**Challenge:**
What is the count of lines in the listing below that hold the string "name"? Reply with that number alone.

**Entries:**

-*-

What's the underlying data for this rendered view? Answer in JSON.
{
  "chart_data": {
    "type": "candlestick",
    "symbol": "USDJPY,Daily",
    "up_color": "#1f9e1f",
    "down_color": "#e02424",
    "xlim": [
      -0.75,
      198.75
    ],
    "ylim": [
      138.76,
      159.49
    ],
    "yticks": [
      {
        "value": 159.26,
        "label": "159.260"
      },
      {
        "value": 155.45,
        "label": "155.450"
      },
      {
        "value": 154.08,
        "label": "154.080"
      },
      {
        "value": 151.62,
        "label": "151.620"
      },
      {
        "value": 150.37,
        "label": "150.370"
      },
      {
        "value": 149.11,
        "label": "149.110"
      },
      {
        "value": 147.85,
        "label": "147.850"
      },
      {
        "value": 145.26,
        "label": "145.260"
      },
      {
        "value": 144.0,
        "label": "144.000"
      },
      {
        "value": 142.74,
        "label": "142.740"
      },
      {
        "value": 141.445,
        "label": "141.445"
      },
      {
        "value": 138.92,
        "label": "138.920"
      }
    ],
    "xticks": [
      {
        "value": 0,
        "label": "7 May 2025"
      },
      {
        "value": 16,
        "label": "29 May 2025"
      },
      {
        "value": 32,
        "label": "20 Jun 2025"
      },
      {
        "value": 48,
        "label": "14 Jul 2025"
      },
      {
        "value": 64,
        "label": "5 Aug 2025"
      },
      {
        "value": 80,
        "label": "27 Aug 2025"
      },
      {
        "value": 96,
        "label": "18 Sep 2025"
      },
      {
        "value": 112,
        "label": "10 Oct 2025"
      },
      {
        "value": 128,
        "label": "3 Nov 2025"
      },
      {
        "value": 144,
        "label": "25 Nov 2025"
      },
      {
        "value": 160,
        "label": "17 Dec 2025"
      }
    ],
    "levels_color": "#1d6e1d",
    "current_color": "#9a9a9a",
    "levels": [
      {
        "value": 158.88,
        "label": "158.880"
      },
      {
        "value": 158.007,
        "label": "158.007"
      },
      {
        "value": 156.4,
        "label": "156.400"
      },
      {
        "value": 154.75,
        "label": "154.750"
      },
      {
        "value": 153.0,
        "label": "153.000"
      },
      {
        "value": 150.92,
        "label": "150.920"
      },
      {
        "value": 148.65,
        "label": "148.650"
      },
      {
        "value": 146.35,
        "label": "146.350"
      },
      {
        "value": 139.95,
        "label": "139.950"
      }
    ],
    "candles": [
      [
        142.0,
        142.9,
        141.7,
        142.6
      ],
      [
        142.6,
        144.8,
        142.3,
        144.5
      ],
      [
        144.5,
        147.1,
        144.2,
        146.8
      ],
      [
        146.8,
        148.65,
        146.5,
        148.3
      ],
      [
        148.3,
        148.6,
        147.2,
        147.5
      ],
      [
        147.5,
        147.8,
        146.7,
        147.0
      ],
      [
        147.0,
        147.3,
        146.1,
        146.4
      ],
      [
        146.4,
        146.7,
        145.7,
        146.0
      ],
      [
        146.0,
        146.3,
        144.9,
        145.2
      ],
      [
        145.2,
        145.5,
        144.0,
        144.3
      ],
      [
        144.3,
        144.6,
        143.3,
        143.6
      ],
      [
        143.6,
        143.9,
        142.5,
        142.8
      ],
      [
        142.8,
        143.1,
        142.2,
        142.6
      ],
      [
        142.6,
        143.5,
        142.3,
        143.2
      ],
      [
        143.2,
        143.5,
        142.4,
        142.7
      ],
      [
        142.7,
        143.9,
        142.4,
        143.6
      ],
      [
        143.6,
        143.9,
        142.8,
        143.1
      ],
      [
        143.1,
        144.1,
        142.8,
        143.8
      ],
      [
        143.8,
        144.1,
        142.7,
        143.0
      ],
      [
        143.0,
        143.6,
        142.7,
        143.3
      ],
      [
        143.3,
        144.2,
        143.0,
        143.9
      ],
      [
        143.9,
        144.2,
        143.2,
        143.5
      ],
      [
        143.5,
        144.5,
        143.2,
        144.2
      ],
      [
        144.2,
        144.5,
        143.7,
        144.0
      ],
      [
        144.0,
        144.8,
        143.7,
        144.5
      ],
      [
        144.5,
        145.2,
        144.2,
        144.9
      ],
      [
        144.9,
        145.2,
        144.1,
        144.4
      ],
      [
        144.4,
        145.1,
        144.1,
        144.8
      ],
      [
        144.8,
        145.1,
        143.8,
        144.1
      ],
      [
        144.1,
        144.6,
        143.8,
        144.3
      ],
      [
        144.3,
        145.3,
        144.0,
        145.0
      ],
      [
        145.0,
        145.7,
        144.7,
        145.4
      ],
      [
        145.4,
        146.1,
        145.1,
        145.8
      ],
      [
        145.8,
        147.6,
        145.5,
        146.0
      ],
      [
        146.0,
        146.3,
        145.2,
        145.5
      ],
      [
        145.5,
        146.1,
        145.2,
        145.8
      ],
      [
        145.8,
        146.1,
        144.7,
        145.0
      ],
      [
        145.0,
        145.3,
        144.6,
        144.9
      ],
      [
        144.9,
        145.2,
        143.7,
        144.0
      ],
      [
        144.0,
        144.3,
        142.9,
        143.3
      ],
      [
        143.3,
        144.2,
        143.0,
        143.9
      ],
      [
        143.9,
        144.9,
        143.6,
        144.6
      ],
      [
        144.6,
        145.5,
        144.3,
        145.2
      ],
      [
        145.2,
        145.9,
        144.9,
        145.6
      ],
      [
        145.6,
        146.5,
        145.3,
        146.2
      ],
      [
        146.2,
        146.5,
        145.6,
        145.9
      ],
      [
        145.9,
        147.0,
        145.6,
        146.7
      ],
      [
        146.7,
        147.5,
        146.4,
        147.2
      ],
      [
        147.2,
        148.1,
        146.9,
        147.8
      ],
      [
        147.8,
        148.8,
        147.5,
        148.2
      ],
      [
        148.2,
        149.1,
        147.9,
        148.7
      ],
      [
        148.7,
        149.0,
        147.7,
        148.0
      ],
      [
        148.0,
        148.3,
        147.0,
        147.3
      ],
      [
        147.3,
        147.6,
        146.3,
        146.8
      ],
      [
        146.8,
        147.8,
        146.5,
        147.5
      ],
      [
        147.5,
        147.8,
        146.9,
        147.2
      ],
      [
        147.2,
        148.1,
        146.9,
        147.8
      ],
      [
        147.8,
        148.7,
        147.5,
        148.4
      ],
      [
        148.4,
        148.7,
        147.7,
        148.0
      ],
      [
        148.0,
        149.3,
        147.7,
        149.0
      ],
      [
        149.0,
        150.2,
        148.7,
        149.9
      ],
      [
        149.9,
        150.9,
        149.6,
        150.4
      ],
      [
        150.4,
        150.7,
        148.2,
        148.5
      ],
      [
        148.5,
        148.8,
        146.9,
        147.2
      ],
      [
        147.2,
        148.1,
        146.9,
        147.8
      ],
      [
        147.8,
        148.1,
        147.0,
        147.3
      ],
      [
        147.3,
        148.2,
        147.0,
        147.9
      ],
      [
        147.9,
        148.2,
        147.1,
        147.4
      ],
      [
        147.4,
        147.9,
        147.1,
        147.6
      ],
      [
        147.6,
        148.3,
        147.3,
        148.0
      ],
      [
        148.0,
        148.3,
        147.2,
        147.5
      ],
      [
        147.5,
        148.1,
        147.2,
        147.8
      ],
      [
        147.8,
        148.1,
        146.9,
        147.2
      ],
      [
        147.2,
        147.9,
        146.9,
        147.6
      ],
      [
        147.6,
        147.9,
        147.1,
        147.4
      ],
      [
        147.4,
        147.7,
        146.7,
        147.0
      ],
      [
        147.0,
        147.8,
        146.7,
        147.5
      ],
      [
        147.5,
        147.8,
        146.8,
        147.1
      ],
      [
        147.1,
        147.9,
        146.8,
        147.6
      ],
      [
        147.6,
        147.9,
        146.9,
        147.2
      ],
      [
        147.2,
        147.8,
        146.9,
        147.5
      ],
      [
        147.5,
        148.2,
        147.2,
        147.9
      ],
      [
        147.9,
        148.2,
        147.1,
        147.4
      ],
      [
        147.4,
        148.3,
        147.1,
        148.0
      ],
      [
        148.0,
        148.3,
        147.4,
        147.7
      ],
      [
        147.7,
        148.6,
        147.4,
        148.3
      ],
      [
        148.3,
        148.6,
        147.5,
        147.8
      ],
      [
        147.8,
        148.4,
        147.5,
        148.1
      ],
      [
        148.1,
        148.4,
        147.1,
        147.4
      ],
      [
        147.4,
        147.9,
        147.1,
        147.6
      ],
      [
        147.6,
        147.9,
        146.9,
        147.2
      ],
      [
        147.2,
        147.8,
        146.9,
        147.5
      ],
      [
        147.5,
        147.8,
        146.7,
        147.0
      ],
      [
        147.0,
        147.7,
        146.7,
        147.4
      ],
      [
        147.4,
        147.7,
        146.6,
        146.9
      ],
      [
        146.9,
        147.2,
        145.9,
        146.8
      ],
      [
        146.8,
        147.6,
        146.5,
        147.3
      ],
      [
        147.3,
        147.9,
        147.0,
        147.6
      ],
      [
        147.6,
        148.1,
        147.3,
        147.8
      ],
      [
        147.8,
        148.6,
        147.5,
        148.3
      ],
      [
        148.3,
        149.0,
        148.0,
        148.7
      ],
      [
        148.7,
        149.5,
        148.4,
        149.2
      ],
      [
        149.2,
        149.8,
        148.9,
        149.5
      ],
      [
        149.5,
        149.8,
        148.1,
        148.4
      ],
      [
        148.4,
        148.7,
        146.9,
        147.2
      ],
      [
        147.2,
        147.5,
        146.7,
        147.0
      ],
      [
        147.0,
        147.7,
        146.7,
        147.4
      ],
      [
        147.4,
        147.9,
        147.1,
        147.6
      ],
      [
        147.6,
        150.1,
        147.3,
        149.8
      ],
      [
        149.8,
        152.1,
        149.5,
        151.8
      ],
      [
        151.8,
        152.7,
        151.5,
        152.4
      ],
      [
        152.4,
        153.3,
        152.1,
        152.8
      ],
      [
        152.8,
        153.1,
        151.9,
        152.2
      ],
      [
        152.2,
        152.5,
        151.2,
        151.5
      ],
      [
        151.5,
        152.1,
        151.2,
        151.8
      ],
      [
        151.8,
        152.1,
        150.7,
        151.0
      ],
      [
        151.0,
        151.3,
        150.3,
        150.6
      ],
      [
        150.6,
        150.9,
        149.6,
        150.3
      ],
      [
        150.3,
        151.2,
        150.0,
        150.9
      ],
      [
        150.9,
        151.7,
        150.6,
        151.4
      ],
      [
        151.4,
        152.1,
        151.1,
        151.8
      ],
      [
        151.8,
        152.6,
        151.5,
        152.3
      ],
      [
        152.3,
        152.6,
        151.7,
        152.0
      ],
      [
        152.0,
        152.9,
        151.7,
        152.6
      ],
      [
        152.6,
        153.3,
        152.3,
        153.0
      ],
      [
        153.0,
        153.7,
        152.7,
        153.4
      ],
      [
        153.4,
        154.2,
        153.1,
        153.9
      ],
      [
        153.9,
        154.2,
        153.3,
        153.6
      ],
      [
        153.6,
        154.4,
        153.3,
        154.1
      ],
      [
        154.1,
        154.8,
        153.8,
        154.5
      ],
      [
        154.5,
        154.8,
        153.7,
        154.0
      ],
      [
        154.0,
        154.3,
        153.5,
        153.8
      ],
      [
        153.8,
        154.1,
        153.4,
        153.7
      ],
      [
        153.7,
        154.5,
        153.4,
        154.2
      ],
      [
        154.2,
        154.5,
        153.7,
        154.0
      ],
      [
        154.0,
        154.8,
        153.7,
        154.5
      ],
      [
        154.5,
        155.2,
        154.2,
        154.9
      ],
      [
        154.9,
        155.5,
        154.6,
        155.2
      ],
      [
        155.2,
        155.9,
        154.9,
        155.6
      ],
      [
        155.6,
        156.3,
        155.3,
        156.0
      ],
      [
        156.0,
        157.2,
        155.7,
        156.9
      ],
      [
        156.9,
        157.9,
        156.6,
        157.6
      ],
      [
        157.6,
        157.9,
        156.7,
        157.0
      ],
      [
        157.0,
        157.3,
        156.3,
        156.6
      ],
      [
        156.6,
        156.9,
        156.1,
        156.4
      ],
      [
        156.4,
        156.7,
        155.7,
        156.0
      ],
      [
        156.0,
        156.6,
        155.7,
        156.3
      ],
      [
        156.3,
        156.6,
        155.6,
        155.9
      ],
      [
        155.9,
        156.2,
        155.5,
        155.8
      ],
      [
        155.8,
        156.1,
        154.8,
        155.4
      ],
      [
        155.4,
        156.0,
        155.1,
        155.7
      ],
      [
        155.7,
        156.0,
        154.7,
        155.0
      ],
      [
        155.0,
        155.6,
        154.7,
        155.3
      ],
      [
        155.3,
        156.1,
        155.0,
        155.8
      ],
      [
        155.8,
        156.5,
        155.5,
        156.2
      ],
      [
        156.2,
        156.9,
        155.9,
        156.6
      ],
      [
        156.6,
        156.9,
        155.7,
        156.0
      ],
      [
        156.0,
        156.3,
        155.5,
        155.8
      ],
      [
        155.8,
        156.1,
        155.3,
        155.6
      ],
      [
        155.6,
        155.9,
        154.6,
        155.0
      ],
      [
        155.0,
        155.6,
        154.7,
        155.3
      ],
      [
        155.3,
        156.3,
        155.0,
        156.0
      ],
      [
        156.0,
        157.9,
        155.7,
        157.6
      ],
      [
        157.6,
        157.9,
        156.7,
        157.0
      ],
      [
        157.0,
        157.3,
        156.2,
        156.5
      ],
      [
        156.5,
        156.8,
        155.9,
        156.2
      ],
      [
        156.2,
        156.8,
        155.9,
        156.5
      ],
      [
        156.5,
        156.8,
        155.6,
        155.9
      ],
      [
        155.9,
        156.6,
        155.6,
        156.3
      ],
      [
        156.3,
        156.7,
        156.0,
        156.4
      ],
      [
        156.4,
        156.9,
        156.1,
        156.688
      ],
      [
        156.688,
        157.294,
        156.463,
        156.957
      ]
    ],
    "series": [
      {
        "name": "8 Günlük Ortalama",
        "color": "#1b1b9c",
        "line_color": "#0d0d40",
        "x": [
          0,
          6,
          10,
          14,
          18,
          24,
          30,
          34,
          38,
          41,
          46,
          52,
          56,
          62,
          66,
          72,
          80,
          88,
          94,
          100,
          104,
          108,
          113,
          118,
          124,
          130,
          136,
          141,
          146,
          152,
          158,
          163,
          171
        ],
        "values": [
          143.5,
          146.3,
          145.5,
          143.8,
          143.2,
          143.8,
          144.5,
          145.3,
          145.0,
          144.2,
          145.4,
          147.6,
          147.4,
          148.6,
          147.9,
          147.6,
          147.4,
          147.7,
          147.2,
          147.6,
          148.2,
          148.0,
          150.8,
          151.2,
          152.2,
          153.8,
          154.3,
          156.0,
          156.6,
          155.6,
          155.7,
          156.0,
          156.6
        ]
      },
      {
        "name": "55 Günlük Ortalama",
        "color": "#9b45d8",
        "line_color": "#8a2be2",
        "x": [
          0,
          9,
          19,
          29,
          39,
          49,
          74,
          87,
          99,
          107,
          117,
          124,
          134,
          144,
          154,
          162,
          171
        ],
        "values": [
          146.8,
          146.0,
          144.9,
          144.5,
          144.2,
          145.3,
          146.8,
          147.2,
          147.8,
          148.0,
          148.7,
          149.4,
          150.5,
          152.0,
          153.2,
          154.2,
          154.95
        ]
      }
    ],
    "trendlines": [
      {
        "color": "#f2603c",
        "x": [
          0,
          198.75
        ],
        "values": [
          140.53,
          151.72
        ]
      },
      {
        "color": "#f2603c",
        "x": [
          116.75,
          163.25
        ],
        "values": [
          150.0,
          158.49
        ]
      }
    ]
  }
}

-*-

**Exercise solution:**
2